§ AIM
Tally the lines in the records underneath that contain the string "потерь", and state the figure by itself.

§ INFORMATION SHOWN
((

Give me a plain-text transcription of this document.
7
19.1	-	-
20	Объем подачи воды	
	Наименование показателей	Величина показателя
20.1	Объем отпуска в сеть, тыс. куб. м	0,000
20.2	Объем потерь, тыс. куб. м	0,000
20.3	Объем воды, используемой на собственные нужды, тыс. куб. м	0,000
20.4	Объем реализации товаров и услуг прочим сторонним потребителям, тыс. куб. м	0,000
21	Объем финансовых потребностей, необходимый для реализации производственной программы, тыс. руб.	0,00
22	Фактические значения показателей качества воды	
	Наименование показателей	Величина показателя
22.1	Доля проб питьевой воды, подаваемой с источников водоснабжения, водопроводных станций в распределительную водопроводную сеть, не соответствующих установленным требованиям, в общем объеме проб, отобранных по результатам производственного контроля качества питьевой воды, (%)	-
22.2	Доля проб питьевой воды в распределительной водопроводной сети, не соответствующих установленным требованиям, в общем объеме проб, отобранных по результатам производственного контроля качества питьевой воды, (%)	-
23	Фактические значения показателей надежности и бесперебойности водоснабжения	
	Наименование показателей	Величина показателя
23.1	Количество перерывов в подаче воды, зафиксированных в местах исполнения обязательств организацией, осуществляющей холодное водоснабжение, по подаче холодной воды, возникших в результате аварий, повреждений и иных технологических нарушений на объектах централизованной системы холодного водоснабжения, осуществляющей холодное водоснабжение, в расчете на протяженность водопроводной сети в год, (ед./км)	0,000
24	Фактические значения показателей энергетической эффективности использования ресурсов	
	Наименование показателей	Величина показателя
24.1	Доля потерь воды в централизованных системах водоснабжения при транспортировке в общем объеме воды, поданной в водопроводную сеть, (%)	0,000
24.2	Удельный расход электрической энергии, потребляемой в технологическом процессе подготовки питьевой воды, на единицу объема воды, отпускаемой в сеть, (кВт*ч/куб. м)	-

))

§ EXERCISE ANSWER
2